══ Passage shown ══

Ugh... Just looked it up and the #1 ingredient is by product and it does indeed have BHA and Ethoxyquin in it... So that's definitely out. I want to eventually get him on a mix between Innova Low Fat Cat Food and Spike's Delite. The vets always seem to recommend bad food, at least the ones I've seen. I had one vet tell me Beneful dog food is great food... Um, no.


----------



## vasogoma (Feb 25, 2012)

Just joining to tell you that he looks very cute and to thank you for taking good care of him


----------



## lilchris28 (Mar 4, 2012)

Thank you


----------



## beautsbelle (Jul 19, 2011)

I used to have Roxie on Spikes Delight. I would not recommend it. I found pieces of plastic in it, and it has been told to me by other board members here that it is not recommended. I use a mixture of Blue Buffalo and Nutro cat food, and she loves it. She does boot the blue bits from the Blue Buffalo out of her bowl though. And I mix a combination of baby food like sweet potatos and chicken together, then put it in mini ice cube trays and freeze it. Each night I give her 3 mini cubes (they are more like the size of a ju-ju bee candy or gumdrop) and some mealies and crickets. Her stool is SOOO much better on this combination of foods. With the Spikes, all she did was poop and it stunk and it was very wet and runny. It really was awful. 

Just some thoughts. Awesome picture. He is sooo cute!


----------

═══
══ Information supplied ══

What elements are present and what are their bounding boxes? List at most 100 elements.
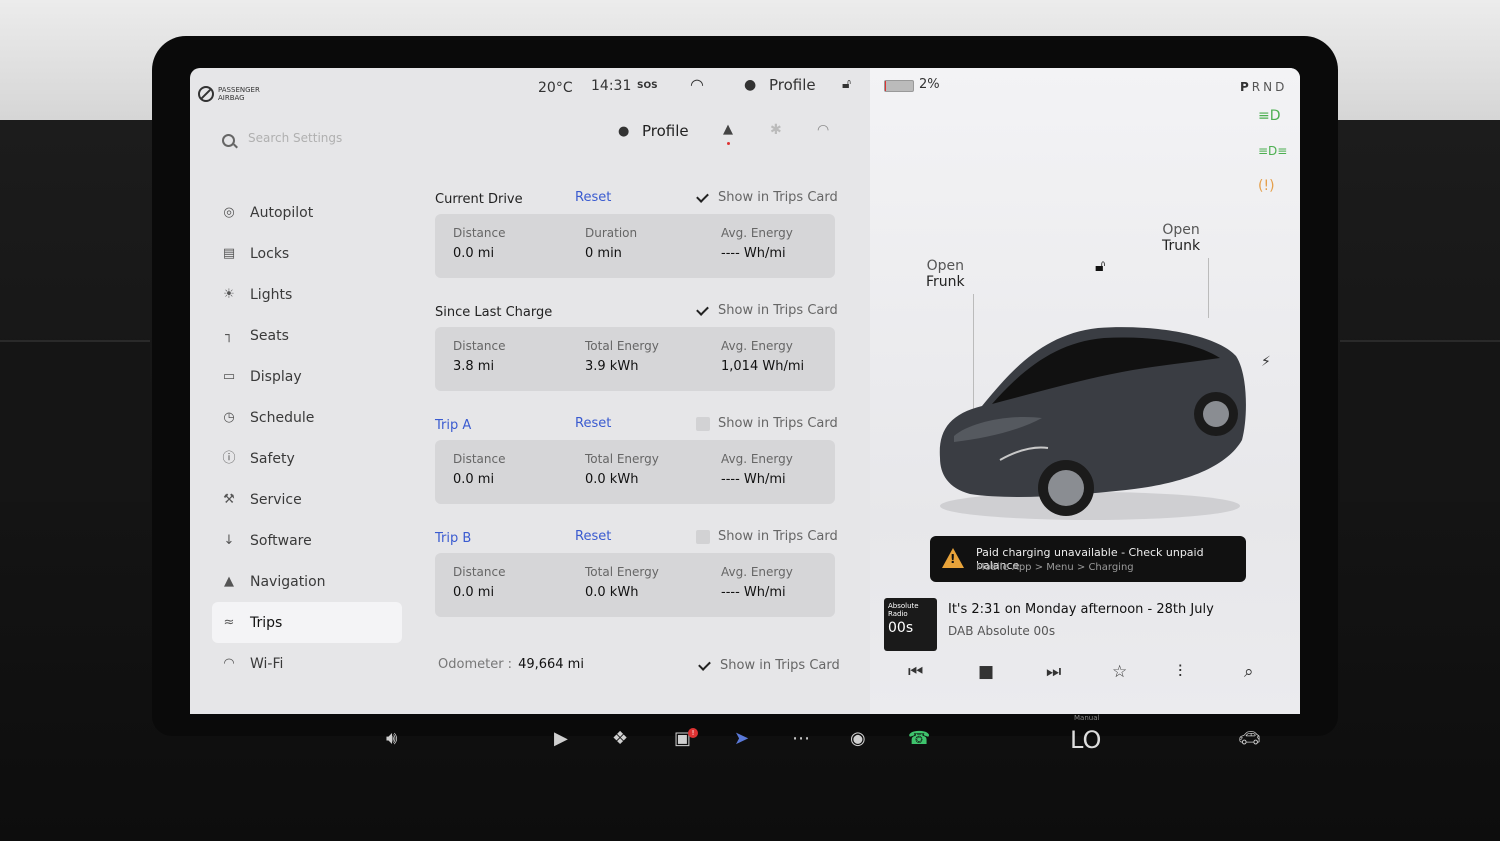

═══

→ Given instruction 1: In the pet food thread, repeat the passage starting at "## beautsbelle (Jul" and ending at "is sooo cute!", swapping "mealies" for "mealworms".
→ Given instruction 2: Summarize the pet food thread in two sentences.

→ Exercise output 1:
## beautsbelle (Jul 19, 2011)

I used to have Roxie on Spikes Delight. I would not recommend it. I found pieces of plastic in it, and it has been told to me by other board members here that it is not recommended. I use a mixture of Blue Buffalo and Nutro cat food, and she loves it. She does boot the blue bits from the Blue Buffalo out of her bowl though. And I mix a combination of baby food like sweet potatos and chicken together, then put it in mini ice cube trays and freeze it. Each night I give her 3 mini cubes (they are more like the size of a ju-ju bee candy or gumdrop) and some mealworms and crickets. Her stool is SOOO much better on this combination of foods. With the Spikes, all she did was poop and it stunk and it was very wet and runny. It really was awful. 

Just some thoughts. Awesome picture. He is sooo cute!

→ Exercise output 2: One poster rules out a food whose first ingredient is by-product and which contains BHA and Ethoxyquin, and plans to move their pet to a mix of Innova Low Fat Cat Food and Spike's Delite. Another poster advises against Spikes Delight after finding plastic pieces in it, and reports that a mix of Blue Buffalo and Nutro cat food, frozen baby food cubes, and mealies and crickets has made her pet's stool much better.